§ Stated exercise
Please print the full listing exactly.

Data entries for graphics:
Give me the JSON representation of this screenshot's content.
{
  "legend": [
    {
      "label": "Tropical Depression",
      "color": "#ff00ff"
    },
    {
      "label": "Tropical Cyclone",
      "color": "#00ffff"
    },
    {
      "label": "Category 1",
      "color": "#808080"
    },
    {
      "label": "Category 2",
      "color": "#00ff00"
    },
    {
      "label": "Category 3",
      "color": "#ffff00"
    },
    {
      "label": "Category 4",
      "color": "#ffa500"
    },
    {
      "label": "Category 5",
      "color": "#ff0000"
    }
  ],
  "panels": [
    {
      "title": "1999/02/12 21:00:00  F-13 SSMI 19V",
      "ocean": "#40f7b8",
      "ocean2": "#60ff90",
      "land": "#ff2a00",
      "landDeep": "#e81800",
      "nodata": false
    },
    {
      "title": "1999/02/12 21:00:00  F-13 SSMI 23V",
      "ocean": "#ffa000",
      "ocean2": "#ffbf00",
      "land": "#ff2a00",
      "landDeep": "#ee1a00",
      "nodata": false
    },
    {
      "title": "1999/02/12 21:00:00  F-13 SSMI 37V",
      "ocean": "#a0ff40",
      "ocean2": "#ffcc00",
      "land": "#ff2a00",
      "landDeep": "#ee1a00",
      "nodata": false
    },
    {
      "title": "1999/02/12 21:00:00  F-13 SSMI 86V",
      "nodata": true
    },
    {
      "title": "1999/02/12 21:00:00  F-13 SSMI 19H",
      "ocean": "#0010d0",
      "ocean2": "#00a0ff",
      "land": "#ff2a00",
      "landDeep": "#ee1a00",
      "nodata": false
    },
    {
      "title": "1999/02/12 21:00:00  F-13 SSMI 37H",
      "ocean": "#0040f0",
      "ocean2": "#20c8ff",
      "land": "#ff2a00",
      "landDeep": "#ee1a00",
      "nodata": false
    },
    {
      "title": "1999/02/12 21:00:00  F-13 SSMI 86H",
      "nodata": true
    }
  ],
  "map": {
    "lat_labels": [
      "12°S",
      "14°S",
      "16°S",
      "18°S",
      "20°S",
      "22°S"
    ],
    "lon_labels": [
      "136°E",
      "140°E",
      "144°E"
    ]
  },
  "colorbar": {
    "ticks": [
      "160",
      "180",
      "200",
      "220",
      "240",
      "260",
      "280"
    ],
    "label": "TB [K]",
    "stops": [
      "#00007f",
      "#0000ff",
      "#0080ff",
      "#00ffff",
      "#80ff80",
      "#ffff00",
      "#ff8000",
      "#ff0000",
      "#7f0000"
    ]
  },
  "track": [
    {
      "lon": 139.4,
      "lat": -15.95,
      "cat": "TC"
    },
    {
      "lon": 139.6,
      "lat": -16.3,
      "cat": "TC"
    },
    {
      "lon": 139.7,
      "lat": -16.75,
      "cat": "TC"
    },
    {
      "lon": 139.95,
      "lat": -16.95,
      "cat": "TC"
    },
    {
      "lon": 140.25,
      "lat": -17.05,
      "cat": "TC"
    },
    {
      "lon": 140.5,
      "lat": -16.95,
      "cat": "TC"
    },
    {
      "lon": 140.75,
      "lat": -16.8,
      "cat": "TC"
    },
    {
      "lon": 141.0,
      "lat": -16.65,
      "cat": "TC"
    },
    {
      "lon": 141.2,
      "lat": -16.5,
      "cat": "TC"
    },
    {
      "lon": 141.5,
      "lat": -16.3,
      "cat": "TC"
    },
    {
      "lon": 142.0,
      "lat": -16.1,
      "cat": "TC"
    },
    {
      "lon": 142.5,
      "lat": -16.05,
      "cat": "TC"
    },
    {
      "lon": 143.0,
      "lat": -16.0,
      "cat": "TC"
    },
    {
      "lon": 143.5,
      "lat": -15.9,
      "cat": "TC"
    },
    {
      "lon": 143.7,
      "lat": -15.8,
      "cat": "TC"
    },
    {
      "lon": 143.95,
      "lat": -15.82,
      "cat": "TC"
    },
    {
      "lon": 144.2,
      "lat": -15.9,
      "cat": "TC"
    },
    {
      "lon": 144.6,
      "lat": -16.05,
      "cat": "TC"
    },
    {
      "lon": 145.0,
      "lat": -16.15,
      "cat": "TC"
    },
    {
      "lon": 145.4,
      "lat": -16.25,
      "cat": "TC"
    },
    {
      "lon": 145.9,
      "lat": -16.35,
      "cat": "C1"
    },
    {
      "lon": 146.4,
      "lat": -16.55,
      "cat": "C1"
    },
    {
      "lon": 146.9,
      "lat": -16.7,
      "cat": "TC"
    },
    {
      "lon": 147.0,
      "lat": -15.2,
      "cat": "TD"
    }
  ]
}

§ Finished exercise
Give me the JSON representation of this screenshot's content.
{
  "legend": [
    {
      "label": "Tropical Depression",
      "color": "#ff00ff"
    },
    {
      "label": "Tropical Cyclone",
      "color": "#00ffff"
    },
    {
      "label": "Category 1",
      "color": "#808080"
    },
    {
      "label": "Category 2",
      "color": "#00ff00"
    },
    {
      "label": "Category 3",
      "color": "#ffff00"
    },
    {
      "label": "Category 4",
      "color": "#ffa500"
    },
    {
      "label": "Category 5",
      "color": "#ff0000"
    }
  ],
  "panels": [
    {
      "title": "1999/02/12 21:00:00  F-13 SSMI 19V",
      "ocean": "#40f7b8",
      "ocean2": "#60ff90",
      "land": "#ff2a00",
      "landDeep": "#e81800",
      "nodata": false
    },
    {
      "title": "1999/02/12 21:00:00  F-13 SSMI 23V",
      "ocean": "#ffa000",
      "ocean2": "#ffbf00",
      "land": "#ff2a00",
      "landDeep": "#ee1a00",
      "nodata": false
    },
    {
      "title": "1999/02/12 21:00:00  F-13 SSMI 37V",
      "ocean": "#a0ff40",
      "ocean2": "#ffcc00",
      "land": "#ff2a00",
      "landDeep": "#ee1a00",
      "nodata": false
    },
    {
      "title": "1999/02/12 21:00:00  F-13 SSMI 86V",
      "nodata": true
    },
    {
      "title": "1999/02/12 21:00:00  F-13 SSMI 19H",
      "ocean": "#0010d0",
      "ocean2": "#00a0ff",
      "land": "#ff2a00",
      "landDeep": "#ee1a00",
      "nodata": false
    },
    {
      "title": "1999/02/12 21:00:00  F-13 SSMI 37H",
      "ocean": "#0040f0",
      "ocean2": "#20c8ff",
      "land": "#ff2a00",
      "landDeep": "#ee1a00",
      "nodata": false
    },
    {
      "title": "1999/02/12 21:00:00  F-13 SSMI 86H",
      "nodata": true
    }
  ],
  "map": {
    "lat_labels": [
      "12°S",
      "14°S",
      "16°S",
      "18°S",
      "20°S",
      "22°S"
    ],
    "lon_labels": [
      "136°E",
      "140°E",
      "144°E"
    ]
  },
  "colorbar": {
    "ticks": [
      "160",
      "180",
      "200",
      "220",
      "240",
      "260",
      "280"
    ],
    "label": "TB [K]",
    "stops": [
      "#00007f",
      "#0000ff",
      "#0080ff",
      "#00ffff",
      "#80ff80",
      "#ffff00",
      "#ff8000",
      "#ff0000",
      "#7f0000"
    ]
  },
  "track": [
    {
      "lon": 139.4,
      "lat": -15.95,
      "cat": "TC"
    },
    {
      "lon": 139.6,
      "lat": -16.3,
      "cat": "TC"
    },
    {
      "lon": 139.7,
      "lat": -16.75,
      "cat": "TC"
    },
    {
      "lon": 139.95,
      "lat": -16.95,
      "cat": "TC"
    },
    {
      "lon": 140.25,
      "lat": -17.05,
      "cat": "TC"
    },
    {
      "lon": 140.5,
      "lat": -16.95,
      "cat": "TC"
    },
    {
      "lon": 140.75,
      "lat": -16.8,
      "cat": "TC"
    },
    {
      "lon": 141.0,
      "lat": -16.65,
      "cat": "TC"
    },
    {
      "lon": 141.2,
      "lat": -16.5,
      "cat": "TC"
    },
    {
      "lon": 141.5,
      "lat": -16.3,
      "cat": "TC"
    },
    {
      "lon": 142.0,
      "lat": -16.1,
      "cat": "TC"
    },
    {
      "lon": 142.5,
      "lat": -16.05,
      "cat": "TC"
    },
    {
      "lon": 143.0,
      "lat": -16.0,
      "cat": "TC"
    },
    {
      "lon": 143.5,
      "lat": -15.9,
      "cat": "TC"
    },
    {
      "lon": 143.7,
      "lat": -15.8,
      "cat": "TC"
    },
    {
      "lon": 143.95,
      "lat": -15.82,
      "cat": "TC"
    },
    {
      "lon": 144.2,
      "lat": -15.9,
      "cat": "TC"
    },
    {
      "lon": 144.6,
      "lat": -16.05,
      "cat": "TC"
    },
    {
      "lon": 145.0,
      "lat": -16.15,
      "cat": "TC"
    },
    {
      "lon": 145.4,
      "lat": -16.25,
      "cat": "TC"
    },
    {
      "lon": 145.9,
      "lat": -16.35,
      "cat": "C1"
    },
    {
      "lon": 146.4,
      "lat": -16.55,
      "cat": "C1"
    },
    {
      "lon": 146.9,
      "lat": -16.7,
      "cat": "TC"
    },
    {
      "lon": 147.0,
      "lat": -15.2,
      "cat": "TD"
    }
  ]
}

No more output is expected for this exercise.